INSTRUCTION: Nothing should be left out: output all of the entries exactly.

## start

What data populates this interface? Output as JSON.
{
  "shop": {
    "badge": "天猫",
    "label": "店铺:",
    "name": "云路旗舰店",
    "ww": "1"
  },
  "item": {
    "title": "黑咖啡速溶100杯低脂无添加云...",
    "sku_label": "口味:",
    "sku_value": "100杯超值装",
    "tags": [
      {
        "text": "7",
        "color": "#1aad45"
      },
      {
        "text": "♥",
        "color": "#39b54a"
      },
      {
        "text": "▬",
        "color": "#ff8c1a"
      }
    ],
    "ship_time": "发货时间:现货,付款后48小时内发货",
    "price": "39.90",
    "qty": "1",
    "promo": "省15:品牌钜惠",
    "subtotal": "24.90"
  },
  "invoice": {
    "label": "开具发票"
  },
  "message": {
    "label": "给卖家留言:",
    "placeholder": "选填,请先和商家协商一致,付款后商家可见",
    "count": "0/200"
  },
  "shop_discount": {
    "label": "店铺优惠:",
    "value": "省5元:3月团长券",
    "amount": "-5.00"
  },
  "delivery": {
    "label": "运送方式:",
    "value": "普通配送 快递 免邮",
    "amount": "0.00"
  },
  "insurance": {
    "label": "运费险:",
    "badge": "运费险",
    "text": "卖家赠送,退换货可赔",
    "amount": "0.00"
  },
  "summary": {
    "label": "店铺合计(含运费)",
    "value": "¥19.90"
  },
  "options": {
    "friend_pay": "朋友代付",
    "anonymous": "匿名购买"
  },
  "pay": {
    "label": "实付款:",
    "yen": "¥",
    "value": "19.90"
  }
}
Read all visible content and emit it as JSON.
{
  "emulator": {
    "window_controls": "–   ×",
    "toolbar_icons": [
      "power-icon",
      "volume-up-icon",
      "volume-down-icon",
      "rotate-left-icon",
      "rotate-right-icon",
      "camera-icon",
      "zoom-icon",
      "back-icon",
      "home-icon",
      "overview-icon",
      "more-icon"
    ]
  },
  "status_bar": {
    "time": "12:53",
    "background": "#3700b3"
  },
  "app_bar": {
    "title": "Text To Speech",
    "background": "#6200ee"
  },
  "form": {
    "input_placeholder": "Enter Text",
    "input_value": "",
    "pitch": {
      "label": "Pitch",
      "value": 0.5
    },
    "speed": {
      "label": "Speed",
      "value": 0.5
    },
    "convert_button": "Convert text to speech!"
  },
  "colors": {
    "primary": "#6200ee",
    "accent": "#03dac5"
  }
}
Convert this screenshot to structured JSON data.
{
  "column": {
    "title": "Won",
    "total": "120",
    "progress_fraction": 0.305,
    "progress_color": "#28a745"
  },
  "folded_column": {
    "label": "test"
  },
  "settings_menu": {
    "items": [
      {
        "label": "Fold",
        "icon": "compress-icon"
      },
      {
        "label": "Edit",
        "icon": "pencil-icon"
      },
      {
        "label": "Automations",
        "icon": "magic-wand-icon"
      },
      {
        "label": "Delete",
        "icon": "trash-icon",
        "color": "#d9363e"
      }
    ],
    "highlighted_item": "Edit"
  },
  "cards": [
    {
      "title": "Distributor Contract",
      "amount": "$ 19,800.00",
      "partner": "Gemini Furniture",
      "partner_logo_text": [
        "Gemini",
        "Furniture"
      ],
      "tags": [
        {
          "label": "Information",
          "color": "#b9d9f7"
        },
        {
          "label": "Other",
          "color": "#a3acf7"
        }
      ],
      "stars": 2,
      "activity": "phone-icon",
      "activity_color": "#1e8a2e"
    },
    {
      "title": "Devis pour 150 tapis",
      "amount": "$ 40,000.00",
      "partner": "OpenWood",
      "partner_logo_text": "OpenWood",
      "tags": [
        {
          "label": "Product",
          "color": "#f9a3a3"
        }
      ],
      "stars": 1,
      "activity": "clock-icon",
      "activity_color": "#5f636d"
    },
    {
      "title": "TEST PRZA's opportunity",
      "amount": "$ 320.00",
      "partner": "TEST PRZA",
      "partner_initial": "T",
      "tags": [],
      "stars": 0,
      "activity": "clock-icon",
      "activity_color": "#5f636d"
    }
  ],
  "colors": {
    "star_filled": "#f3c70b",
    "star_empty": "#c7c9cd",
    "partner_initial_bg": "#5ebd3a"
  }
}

## end

RESPONSE TO THIS TASK:
What data populates this interface? Output as JSON.
{
  "shop": {
    "badge": "天猫",
    "label": "店铺:",
    "name": "云路旗舰店",
    "ww": "1"
  },
  "item": {
    "title": "黑咖啡速溶100杯低脂无添加云...",
    "sku_label": "口味:",
    "sku_value": "100杯超值装",
    "tags": [
      {
        "text": "7",
        "color": "#1aad45"
      },
      {
        "text": "♥",
        "color": "#39b54a"
      },
      {
        "text": "▬",
        "color": "#ff8c1a"
      }
    ],
    "ship_time": "发货时间:现货,付款后48小时内发货",
    "price": "39.90",
    "qty": "1",
    "promo": "省15:品牌钜惠",
    "subtotal": "24.90"
  },
  "invoice": {
    "label": "开具发票"
  },
  "message": {
    "label": "给卖家留言:",
    "placeholder": "选填,请先和商家协商一致,付款后商家可见",
    "count": "0/200"
  },
  "shop_discount": {
    "label": "店铺优惠:",
    "value": "省5元:3月团长券",
    "amount": "-5.00"
  },
  "delivery": {
    "label": "运送方式:",
    "value": "普通配送 快递 免邮",
    "amount": "0.00"
  },
  "insurance": {
    "label": "运费险:",
    "badge": "运费险",
    "text": "卖家赠送,退换货可赔",
    "amount": "0.00"
  },
  "summary": {
    "label": "店铺合计(含运费)",
    "value": "¥19.90"
  },
  "options": {
    "friend_pay": "朋友代付",
    "anonymous": "匿名购买"
  },
  "pay": {
    "label": "实付款:",
    "yen": "¥",
    "value": "19.90"
  }
}
Read all visible content and emit it as JSON.
{
  "emulator": {
    "window_controls": "–   ×",
    "toolbar_icons": [
      "power-icon",
      "volume-up-icon",
      "volume-down-icon",
      "rotate-left-icon",
      "rotate-right-icon",
      "camera-icon",
      "zoom-icon",
      "back-icon",
      "home-icon",
      "overview-icon",
      "more-icon"
    ]
  },
  "status_bar": {
    "time": "12:53",
    "background": "#3700b3"
  },
  "app_bar": {
    "title": "Text To Speech",
    "background": "#6200ee"
  },
  "form": {
    "input_placeholder": "Enter Text",
    "input_value": "",
    "pitch": {
      "label": "Pitch",
      "value": 0.5
    },
    "speed": {
      "label": "Speed",
      "value": 0.5
    },
    "convert_button": "Convert text to speech!"
  },
  "colors": {
    "primary": "#6200ee",
    "accent": "#03dac5"
  }
}
Convert this screenshot to structured JSON data.
{
  "column": {
    "title": "Won",
    "total": "120",
    "progress_fraction": 0.305,
    "progress_color": "#28a745"
  },
  "folded_column": {
    "label": "test"
  },
  "settings_menu": {
    "items": [
      {
        "label": "Fold",
        "icon": "compress-icon"
      },
      {
        "label": "Edit",
        "icon": "pencil-icon"
      },
      {
        "label": "Automations",
        "icon": "magic-wand-icon"
      },
      {
        "label": "Delete",
        "icon": "trash-icon",
        "color": "#d9363e"
      }
    ],
    "highlighted_item": "Edit"
  },
  "cards": [
    {
      "title": "Distributor Contract",
      "amount": "$ 19,800.00",
      "partner": "Gemini Furniture",
      "partner_logo_text": [
        "Gemini",
        "Furniture"
      ],
      "tags": [
        {
          "label": "Information",
          "color": "#b9d9f7"
        },
        {
          "label": "Other",
          "color": "#a3acf7"
        }
      ],
      "stars": 2,
      "activity": "phone-icon",
      "activity_color": "#1e8a2e"
    },
    {
      "title": "Devis pour 150 tapis",
      "amount": "$ 40,000.00",
      "partner": "OpenWood",
      "partner_logo_text": "OpenWood",
      "tags": [
        {
          "label": "Product",
          "color": "#f9a3a3"
        }
      ],
      "stars": 1,
      "activity": "clock-icon",
      "activity_color": "#5f636d"
    },
    {
      "title": "TEST PRZA's opportunity",
      "amount": "$ 320.00",
      "partner": "TEST PRZA",
      "partner_initial": "T",
      "tags": [],
      "stars": 0,
      "activity": "clock-icon",
      "activity_color": "#5f636d"
    }
  ],
  "colors": {
    "star_filled": "#f3c70b",
    "star_empty": "#c7c9cd",
    "partner_initial_bg": "#5ebd3a"
  }
}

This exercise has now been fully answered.